» What you are asked to do: Your task is to gather the lines below that hold the string "INDIANA".

Dataset entries

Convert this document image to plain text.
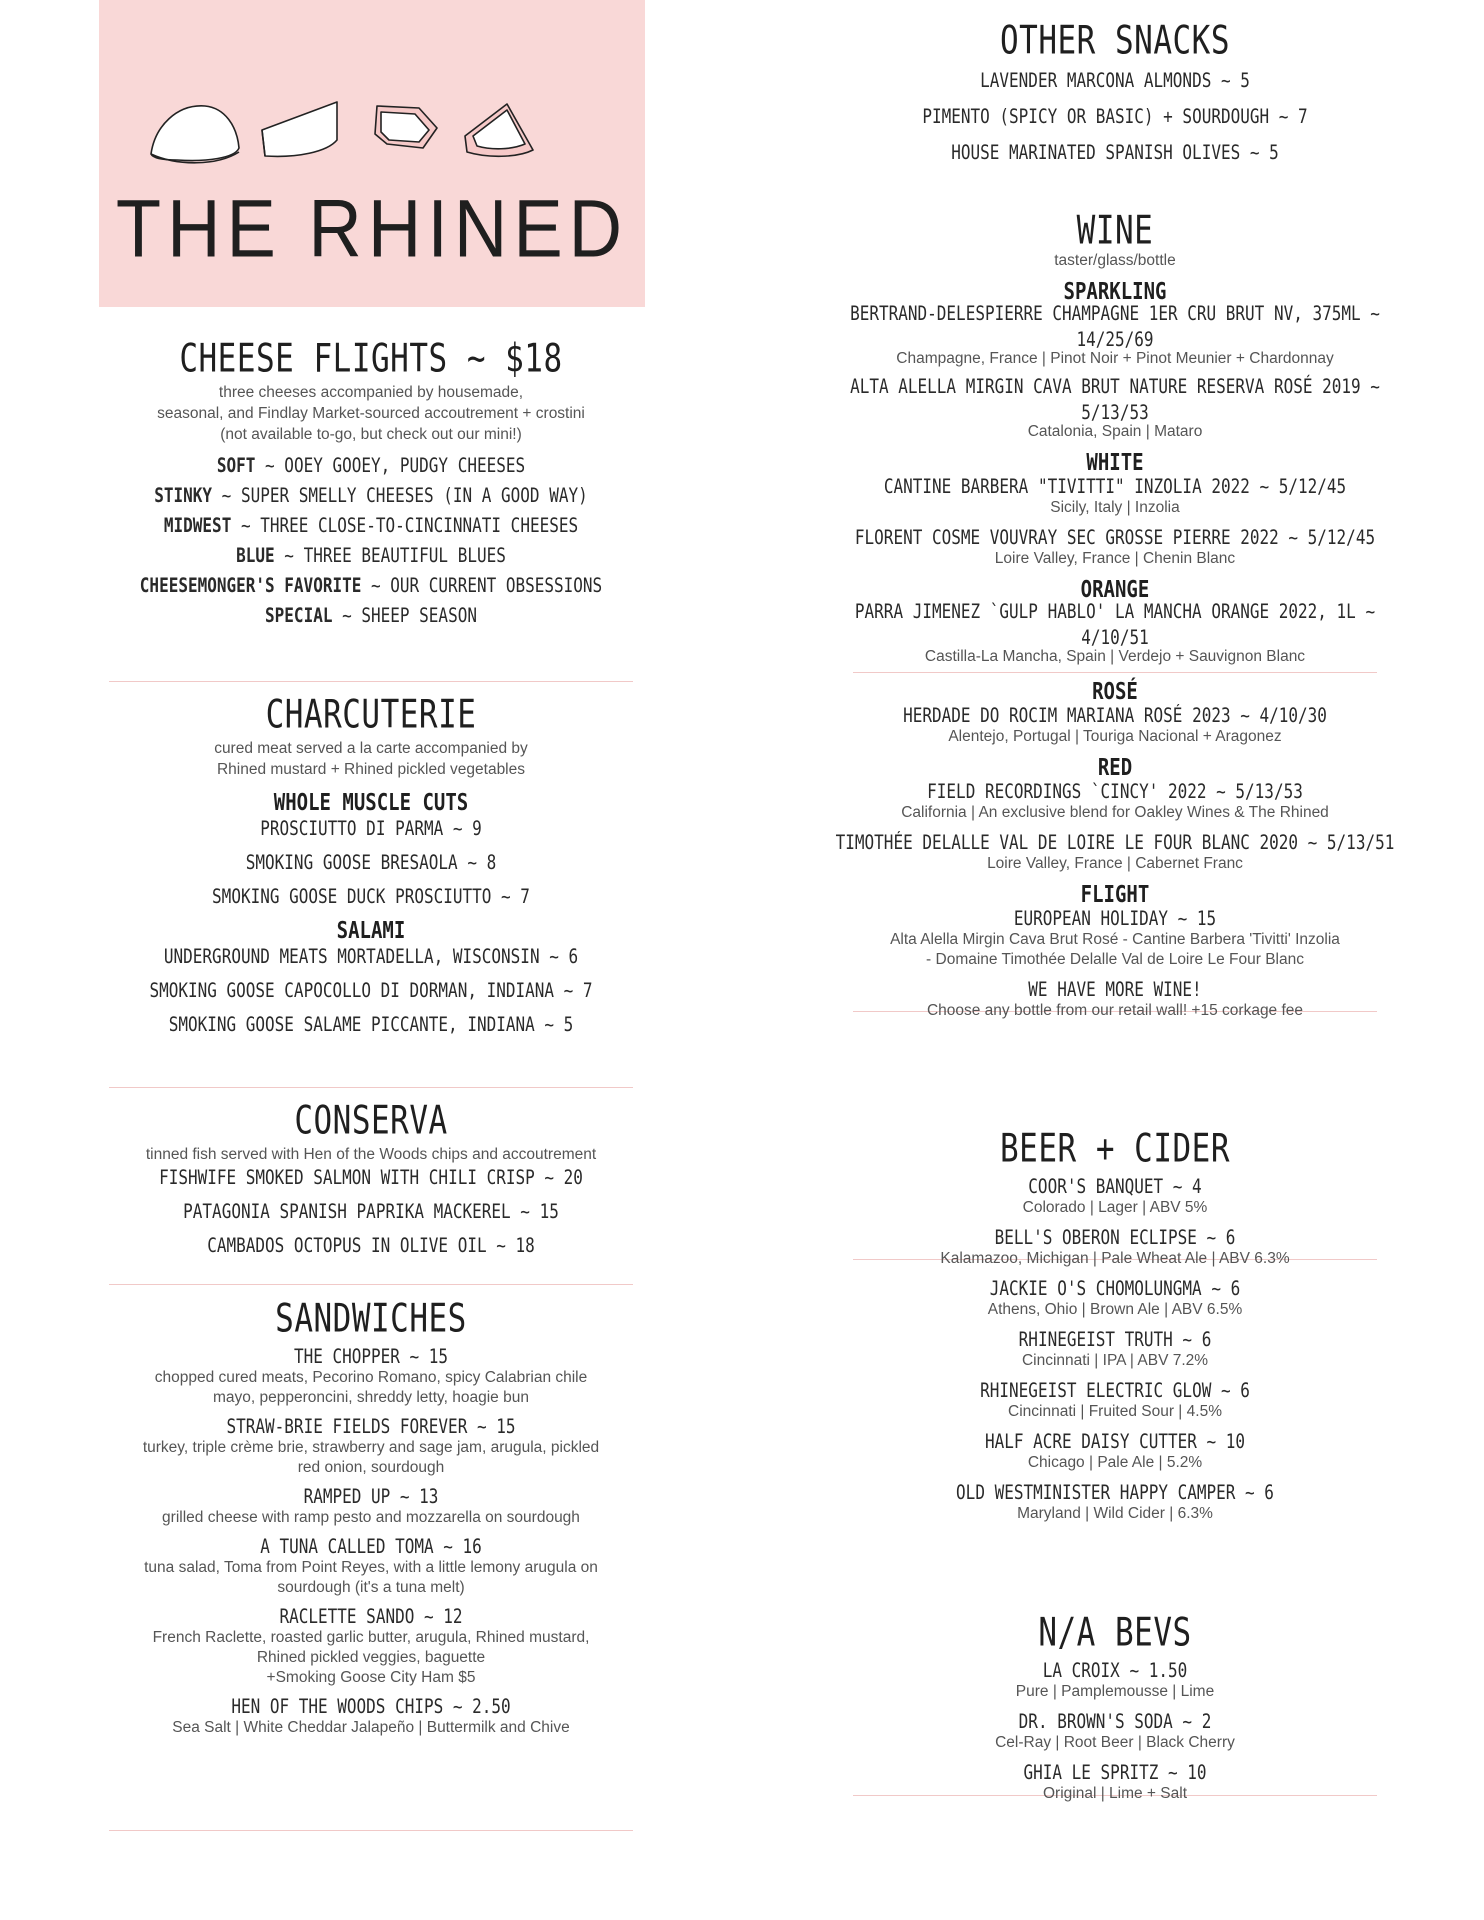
THE RHINED

CHEESE FLIGHTS ~ $18

three cheeses accompanied by housemade,

seasonal, and Findlay Market-sourced accoutrement + crostini

(not available to-go, but check out our mini!)

SOFT ~ OOEY GOOEY, PUDGY CHEESES

STINKY ~ SUPER SMELLY CHEESES (IN A GOOD WAY)

MIDWEST ~ THREE CLOSE-TO-CINCINNATI CHEESES

BLUE ~ THREE BEAUTIFUL BLUES

CHEESEMONGER'S FAVORITE ~ OUR CURRENT OBSESSIONS

SPECIAL ~ SHEEP SEASON

CHARCUTERIE

cured meat served a la carte accompanied by

Rhined mustard + Rhined pickled vegetables

WHOLE MUSCLE CUTS

PROSCIUTTO DI PARMA ~ 9

SMOKING GOOSE BRESAOLA ~ 8

SMOKING GOOSE DUCK PROSCIUTTO ~ 7

SALAMI

UNDERGROUND MEATS MORTADELLA, WISCONSIN ~ 6

SMOKING GOOSE CAPOCOLLO DI DORMAN, INDIANA ~ 7

SMOKING GOOSE SALAME PICCANTE, INDIANA ~ 5

CONSERVA

tinned fish served with Hen of the Woods chips and accoutrement

FISHWIFE SMOKED SALMON WITH CHILI CRISP ~ 20

PATAGONIA SPANISH PAPRIKA MACKEREL ~ 15

CAMBADOS OCTOPUS IN OLIVE OIL ~ 18

SANDWICHES

THE CHOPPER ~ 15

chopped cured meats, Pecorino Romano, spicy Calabrian chile

mayo, pepperoncini, shreddy letty, hoagie bun

STRAW-BRIE FIELDS FOREVER ~ 15

turkey, triple crème brie, strawberry and sage jam, arugula, pickled

red onion, sourdough

RAMPED UP ~ 13

grilled cheese with ramp pesto and mozzarella on sourdough

A TUNA CALLED TOMA ~ 16

tuna salad, Toma from Point Reyes, with a little lemony arugula on

sourdough (it's a tuna melt)

RACLETTE SANDO ~ 12

French Raclette, roasted garlic butter, arugula, Rhined mustard,

Rhined pickled veggies, baguette

+Smoking Goose City Ham $5

HEN OF THE WOODS CHIPS ~ 2.50

Sea Salt | White Cheddar Jalapeño | Buttermilk and Chive

OTHER SNACKS

LAVENDER MARCONA ALMONDS ~ 5

PIMENTO (SPICY OR BASIC) + SOURDOUGH ~ 7

HOUSE MARINATED SPANISH OLIVES ~ 5

WINE

taster/glass/bottle

SPARKLING

BERTRAND-DELESPIERRE CHAMPAGNE 1ER CRU BRUT NV, 375ML ~ 14/25/69

Champagne, France | Pinot Noir + Pinot Meunier + Chardonnay

ALTA ALELLA MIRGIN CAVA BRUT NATURE RESERVA ROSÉ 2019 ~ 5/13/53

Catalonia, Spain | Mataro

WHITE

CANTINE BARBERA "TIVITTI" INZOLIA 2022 ~ 5/12/45

Sicily, Italy | Inzolia

FLORENT COSME VOUVRAY SEC GROSSE PIERRE 2022 ~ 5/12/45

Loire Valley, France | Chenin Blanc

ORANGE

PARRA JIMENEZ `GULP HABLO' LA MANCHA ORANGE 2022, 1L ~ 4/10/51

Castilla-La Mancha, Spain | Verdejo + Sauvignon Blanc

ROSÉ

HERDADE DO ROCIM MARIANA ROSÉ 2023 ~ 4/10/30

Alentejo, Portugal | Touriga Nacional + Aragonez

RED

FIELD RECORDINGS `CINCY' 2022 ~ 5/13/53

California | An exclusive blend for Oakley Wines & The Rhined

TIMOTHÉE DELALLE VAL DE LOIRE LE FOUR BLANC 2020 ~ 5/13/51

Loire Valley, France | Cabernet Franc

FLIGHT

EUROPEAN HOLIDAY ~ 15

Alta Alella Mirgin Cava Brut Rosé - Cantine Barbera 'Tivitti' Inzolia

- Domaine Timothée Delalle Val de Loire Le Four Blanc

WE HAVE MORE WINE!

Choose any bottle from our retail wall! +15 corkage fee

BEER + CIDER

COOR'S BANQUET ~ 4

Colorado | Lager | ABV 5%

BELL'S OBERON ECLIPSE ~ 6

Kalamazoo, Michigan | Pale Wheat Ale | ABV 6.3%

JACKIE O'S CHOMOLUNGMA ~ 6

Athens, Ohio | Brown Ale | ABV 6.5%

RHINEGEIST TRUTH ~ 6

Cincinnati | IPA | ABV 7.2%

RHINEGEIST ELECTRIC GLOW ~ 6

Cincinnati | Fruited Sour | 4.5%

HALF ACRE DAISY CUTTER ~ 10

Chicago | Pale Ale | 5.2%

OLD WESTMINISTER HAPPY CAMPER ~ 6

Maryland | Wild Cider | 6.3%

N/A BEVS

LA CROIX ~ 1.50

Pure | Pamplemousse | Lime

DR. BROWN'S SODA ~ 2

Cel-Ray | Root Beer | Black Cherry

GHIA LE SPRITZ ~ 10

Original | Lime + Salt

» Result below:
SMOKING GOOSE CAPOCOLLO DI DORMAN, INDIANA ~ 7
SMOKING GOOSE SALAME PICCANTE, INDIANA ~ 5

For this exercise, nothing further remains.